[START INPUT FOR THIS TASK]

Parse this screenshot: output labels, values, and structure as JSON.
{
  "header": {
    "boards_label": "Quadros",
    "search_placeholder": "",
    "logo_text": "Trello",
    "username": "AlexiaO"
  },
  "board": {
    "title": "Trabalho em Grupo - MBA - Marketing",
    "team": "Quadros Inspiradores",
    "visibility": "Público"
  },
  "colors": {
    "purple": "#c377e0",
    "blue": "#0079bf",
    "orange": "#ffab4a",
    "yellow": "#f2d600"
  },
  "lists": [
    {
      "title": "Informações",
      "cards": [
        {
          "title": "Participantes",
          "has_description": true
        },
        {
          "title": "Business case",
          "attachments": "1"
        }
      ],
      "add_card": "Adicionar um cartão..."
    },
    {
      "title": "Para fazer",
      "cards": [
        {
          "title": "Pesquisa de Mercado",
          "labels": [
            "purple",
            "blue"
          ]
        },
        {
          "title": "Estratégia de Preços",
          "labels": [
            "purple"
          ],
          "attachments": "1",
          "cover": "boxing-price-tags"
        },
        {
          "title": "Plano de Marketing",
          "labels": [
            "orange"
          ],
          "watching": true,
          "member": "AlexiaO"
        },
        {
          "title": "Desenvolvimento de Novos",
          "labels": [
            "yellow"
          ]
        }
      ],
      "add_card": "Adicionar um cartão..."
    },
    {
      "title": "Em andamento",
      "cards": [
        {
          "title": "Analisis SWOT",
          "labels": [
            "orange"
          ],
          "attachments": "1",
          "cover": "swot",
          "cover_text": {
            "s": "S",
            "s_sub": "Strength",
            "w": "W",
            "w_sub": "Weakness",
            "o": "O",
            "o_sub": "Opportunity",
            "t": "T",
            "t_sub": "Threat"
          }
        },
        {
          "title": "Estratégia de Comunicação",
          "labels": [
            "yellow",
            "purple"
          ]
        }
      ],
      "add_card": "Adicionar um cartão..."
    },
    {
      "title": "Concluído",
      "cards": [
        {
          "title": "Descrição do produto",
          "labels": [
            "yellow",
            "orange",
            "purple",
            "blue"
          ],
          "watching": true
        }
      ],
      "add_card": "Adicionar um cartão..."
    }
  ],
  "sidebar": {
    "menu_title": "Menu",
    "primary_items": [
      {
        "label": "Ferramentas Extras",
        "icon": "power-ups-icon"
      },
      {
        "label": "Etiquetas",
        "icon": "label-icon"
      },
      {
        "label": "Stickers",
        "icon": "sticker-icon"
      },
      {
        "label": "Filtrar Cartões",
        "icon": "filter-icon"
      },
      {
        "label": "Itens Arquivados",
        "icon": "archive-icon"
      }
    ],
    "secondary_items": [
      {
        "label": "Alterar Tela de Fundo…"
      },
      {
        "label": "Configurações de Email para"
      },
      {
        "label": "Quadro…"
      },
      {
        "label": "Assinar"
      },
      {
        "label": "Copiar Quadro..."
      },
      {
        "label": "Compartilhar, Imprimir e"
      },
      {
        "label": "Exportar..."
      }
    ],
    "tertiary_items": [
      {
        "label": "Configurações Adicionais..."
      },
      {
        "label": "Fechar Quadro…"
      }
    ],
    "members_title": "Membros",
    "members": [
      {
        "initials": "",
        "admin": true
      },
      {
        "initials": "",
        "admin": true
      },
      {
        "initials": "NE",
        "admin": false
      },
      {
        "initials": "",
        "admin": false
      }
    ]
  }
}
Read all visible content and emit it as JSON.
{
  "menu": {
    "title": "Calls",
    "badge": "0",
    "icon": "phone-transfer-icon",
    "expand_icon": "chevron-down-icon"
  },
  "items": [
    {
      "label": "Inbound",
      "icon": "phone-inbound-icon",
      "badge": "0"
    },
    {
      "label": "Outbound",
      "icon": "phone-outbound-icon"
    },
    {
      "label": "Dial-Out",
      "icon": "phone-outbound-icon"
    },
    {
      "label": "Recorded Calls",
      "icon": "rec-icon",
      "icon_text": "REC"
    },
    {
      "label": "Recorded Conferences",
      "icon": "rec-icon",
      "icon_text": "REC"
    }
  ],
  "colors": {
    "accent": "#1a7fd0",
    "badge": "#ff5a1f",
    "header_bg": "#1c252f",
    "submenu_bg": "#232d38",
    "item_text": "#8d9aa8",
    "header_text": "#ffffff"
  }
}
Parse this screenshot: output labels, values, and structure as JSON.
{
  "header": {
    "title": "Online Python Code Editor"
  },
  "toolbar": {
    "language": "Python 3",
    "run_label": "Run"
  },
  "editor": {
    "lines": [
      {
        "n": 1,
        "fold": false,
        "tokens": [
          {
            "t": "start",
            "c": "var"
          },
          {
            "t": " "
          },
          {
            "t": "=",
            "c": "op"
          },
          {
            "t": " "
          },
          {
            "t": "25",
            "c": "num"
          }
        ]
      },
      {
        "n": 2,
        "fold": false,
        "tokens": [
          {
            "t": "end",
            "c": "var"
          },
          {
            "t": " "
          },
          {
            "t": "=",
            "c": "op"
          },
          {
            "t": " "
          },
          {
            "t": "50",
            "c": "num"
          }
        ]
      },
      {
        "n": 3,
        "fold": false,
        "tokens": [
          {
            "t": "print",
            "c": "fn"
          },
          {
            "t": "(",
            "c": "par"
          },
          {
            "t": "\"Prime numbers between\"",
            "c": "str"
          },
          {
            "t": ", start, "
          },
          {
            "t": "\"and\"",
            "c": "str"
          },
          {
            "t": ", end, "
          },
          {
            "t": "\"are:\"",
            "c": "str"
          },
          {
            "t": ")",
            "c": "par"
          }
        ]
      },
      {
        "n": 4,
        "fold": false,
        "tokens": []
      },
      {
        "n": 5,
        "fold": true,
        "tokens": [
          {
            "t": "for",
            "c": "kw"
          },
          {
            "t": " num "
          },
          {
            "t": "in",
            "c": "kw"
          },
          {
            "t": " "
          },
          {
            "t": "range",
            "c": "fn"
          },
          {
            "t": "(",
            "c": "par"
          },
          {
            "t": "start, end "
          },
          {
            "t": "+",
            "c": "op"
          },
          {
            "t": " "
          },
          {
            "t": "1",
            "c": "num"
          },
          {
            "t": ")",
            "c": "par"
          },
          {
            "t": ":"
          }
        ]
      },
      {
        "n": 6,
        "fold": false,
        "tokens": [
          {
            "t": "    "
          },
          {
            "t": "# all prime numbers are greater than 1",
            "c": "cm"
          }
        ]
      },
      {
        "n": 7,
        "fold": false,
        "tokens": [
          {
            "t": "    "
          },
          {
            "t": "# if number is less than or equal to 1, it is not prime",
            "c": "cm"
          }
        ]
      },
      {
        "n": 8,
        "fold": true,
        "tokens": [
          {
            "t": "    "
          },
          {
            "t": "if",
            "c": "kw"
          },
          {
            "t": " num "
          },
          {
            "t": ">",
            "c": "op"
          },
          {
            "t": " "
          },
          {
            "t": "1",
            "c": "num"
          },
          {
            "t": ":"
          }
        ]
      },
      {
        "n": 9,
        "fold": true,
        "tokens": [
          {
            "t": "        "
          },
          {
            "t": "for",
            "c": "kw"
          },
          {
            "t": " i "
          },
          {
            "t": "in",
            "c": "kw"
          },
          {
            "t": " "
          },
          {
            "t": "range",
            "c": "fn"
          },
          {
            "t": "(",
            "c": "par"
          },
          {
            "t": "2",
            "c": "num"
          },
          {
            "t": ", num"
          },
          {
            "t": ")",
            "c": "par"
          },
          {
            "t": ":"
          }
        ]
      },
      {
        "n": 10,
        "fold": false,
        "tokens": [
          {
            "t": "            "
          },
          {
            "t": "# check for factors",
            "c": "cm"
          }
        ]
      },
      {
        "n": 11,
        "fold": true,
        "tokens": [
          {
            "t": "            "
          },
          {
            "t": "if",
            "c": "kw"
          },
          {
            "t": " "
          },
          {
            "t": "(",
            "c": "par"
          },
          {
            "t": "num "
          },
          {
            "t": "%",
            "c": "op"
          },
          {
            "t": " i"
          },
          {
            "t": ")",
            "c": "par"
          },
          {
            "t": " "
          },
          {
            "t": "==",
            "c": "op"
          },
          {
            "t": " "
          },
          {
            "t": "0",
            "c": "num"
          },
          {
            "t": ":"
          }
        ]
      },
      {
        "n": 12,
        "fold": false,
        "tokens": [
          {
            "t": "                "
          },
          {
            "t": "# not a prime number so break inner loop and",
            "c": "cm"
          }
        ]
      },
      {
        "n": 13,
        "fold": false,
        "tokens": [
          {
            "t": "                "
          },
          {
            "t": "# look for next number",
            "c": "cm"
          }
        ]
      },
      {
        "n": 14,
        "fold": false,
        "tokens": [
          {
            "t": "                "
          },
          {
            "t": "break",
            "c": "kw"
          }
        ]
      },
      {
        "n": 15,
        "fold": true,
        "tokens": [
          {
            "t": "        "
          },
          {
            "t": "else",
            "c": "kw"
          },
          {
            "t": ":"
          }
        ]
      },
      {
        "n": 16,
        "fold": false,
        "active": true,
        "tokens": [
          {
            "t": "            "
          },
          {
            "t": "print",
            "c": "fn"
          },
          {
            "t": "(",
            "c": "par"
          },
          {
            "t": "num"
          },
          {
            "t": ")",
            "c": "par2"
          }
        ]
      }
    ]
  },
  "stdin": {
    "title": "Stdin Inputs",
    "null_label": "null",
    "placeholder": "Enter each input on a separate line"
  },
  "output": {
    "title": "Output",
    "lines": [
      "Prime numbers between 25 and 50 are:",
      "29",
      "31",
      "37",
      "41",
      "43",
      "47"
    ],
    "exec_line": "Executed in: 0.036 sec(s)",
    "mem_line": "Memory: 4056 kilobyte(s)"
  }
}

[END INPUT FOR THIS TASK]

#### SHORT TASK
From the records, copy every line that has the string "Configurações" in it.

#### RESPONSE TO THIS TASK
        "label": "Configurações de Email para"
        "label": "Configurações Adicionais..."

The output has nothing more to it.